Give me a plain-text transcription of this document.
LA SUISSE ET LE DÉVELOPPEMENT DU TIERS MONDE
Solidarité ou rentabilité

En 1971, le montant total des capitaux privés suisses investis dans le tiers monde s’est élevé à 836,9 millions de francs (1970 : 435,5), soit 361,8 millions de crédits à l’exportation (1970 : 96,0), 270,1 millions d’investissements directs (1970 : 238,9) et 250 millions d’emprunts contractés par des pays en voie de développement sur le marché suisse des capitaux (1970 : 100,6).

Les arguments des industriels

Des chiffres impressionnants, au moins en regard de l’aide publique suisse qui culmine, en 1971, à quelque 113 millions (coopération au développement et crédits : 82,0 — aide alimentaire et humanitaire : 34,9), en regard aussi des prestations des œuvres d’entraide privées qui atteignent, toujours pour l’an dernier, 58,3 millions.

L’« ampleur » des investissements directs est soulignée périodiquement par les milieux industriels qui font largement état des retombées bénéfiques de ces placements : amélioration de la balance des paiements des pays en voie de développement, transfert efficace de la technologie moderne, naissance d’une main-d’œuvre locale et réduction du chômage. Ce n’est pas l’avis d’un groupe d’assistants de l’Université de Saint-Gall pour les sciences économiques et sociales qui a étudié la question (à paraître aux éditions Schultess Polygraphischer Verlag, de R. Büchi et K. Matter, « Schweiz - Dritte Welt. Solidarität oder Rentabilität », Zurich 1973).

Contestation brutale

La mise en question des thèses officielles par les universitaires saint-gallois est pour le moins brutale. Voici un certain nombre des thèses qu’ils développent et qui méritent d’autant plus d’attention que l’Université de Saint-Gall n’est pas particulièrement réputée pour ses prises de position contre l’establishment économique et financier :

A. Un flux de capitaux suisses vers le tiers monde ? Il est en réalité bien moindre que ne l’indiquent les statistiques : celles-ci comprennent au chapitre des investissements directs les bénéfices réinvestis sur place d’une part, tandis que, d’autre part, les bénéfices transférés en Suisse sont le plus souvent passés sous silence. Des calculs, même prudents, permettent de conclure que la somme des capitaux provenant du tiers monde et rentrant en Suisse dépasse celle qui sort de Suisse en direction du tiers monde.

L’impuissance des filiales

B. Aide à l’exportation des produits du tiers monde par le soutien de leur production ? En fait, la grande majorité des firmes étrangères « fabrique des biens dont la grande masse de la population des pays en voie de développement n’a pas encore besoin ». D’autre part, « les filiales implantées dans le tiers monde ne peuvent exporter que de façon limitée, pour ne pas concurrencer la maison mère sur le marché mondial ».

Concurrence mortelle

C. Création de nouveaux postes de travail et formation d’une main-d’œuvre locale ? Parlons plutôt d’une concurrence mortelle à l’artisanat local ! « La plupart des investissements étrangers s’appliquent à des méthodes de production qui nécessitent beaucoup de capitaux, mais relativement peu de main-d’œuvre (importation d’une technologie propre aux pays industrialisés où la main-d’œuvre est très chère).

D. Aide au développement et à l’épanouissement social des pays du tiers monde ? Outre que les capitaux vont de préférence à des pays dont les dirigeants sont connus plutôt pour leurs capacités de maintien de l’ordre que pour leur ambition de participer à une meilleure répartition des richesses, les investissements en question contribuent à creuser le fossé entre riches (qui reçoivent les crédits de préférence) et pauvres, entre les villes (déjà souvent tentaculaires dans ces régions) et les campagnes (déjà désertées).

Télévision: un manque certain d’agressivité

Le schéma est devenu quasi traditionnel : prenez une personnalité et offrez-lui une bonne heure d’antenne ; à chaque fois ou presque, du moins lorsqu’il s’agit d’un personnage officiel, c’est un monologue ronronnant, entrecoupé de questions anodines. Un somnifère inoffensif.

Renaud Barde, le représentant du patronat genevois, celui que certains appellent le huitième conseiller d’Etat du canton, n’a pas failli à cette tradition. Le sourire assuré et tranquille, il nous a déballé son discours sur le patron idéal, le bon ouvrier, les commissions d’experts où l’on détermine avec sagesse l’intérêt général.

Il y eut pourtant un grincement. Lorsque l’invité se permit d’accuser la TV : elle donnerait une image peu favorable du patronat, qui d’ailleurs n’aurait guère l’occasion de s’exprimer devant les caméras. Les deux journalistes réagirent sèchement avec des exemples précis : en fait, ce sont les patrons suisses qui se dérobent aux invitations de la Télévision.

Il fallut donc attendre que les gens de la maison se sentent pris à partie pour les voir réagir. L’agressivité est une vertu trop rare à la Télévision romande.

++++++++++++++++++++

Collect from the data above every line that includes "maison".

▶ [Answer in full]
B. Aide à l’exportation des produits du tiers monde par le soutien de leur production ? En fait, la grande majorité des firmes étrangères « fabrique des biens dont la grande masse de la population des pays en voie de développement n’a pas encore besoin ». D’autre part, « les filiales implantées dans le tiers monde ne peuvent exporter que de façon limitée, pour ne pas concurrencer la maison mère sur le marché mondial ».
Il fallut donc attendre que les gens de la maison se sentent pris à partie pour les voir réagir. L’agressivité est une vertu trop rare à la Télévision romande.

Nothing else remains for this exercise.